#### Collection entries:
.....
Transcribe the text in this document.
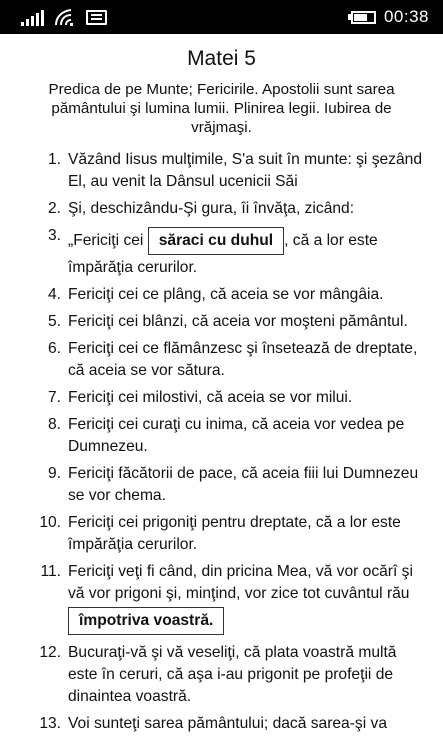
00:38
Matei 5
Predica de pe Munte; Fericirile. Apostolii sunt sarea pământului şi lumina lumii. Plinirea legii. Iubirea de vrăjmaşi.
1. Văzând Iisus mulţimile, S'a suit în munte: şi şezând El, au venit la Dânsul ucenicii Săi
2. Şi, deschizându-Şi gura, îi învăţa, zicând:
3. „Fericiţi cei săraci cu duhul , că a lor este împărăţia cerurilor.
4. Fericiţi cei ce plâng, că aceia se vor mângâia.
5. Fericiţi cei blânzi, că aceia vor moşteni pământul.
6. Fericiţi cei ce flămânzesc şi însetează de dreptate, că aceia se vor sătura.
7. Fericiţi cei milostivi, că aceia se vor milui.
8. Fericiţi cei curaţi cu inima, că aceia vor vedea pe Dumnezeu.
9. Fericiţi făcătorii de pace, că aceia fiii lui Dumnezeu se vor chema.
10. Fericiţi cei prigoniţi pentru dreptate, că a lor este împărăţia cerurilor.
11. Fericiţi veţi fi când, din pricina Mea, vă vor ocărî şi vă vor prigoni şi, minţind, vor zice tot cuvântul rău împotriva voastră.
12. Bucuraţi-vă şi vă veseliţi, că plata voastră multă este în ceruri, că aşa i-au prigonit pe profeţii de dinaintea voastră.
13. Voi sunteţi sarea pământului; dacă sarea-şi va
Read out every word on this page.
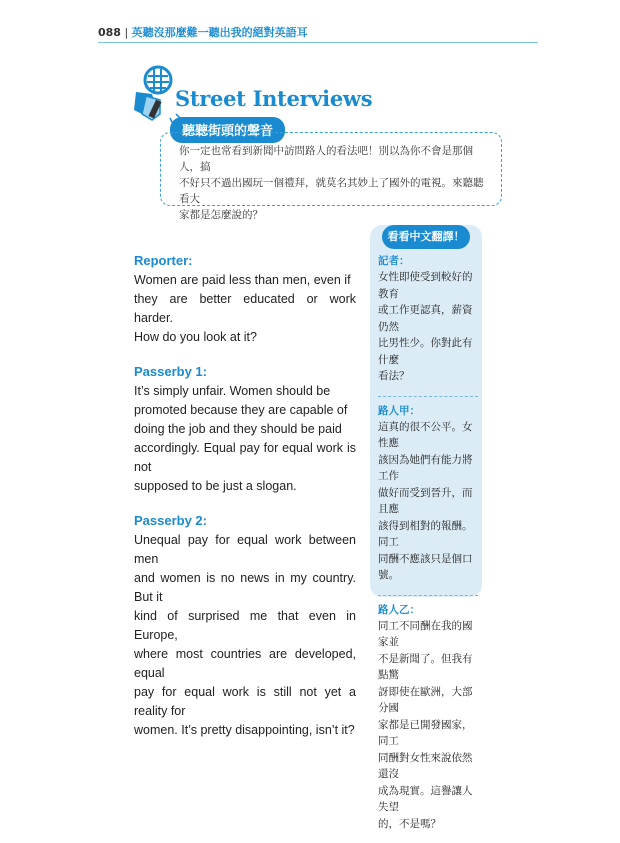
088 | 英聽沒那麼難一聽出我的絕對英語耳
Street Interviews
聽聽街頭的聲音
你一定也常看到新聞中訪問路人的看法吧！別以為你不會是那個人，搞
不好只不過出國玩一個禮拜，就莫名其妙上了國外的電視。來聽聽看大
家都是怎麼說的？
Reporter:
Women are paid less than men, even if
they are better educated or work harder.
How do you look at it?
Passerby 1:
It’s simply unfair. Women should be
promoted because they are capable of
doing the job and they should be paid
accordingly. Equal pay for equal work is not
supposed to be just a slogan.
Passerby 2:
Unequal pay for equal work between men
and women is no news in my country. But it
kind of surprised me that even in Europe,
where most countries are developed, equal
pay for equal work is still not yet a reality for
women. It’s pretty disappointing, isn’t it?
看看中文翻譯！
記者：
女性即使受到較好的教育
或工作更認真，薪資仍然
比男性少。你對此有什麼
看法？
路人甲：
這真的很不公平。女性應
該因為她們有能力將工作
做好而受到晉升，而且應
該得到相對的報酬。同工
同酬不應該只是個口號。
路人乙：
同工不同酬在我的國家並
不是新聞了。但我有點驚
訝即使在歐洲，大部分國
家都是已開發國家，同工
同酬對女性來說依然還沒
成為現實。這譽讓人失望
的，不是嗎？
.....
#### Instruction:
From the data, collect all lines where the string "sarea" appears.

#### Correct response:
Predica de pe Munte; Fericirile. Apostolii sunt sarea pământului şi lumina lumii. Plinirea legii. Iubirea de vrăjmaşi.
13. Voi sunteţi sarea pământului; dacă sarea-şi va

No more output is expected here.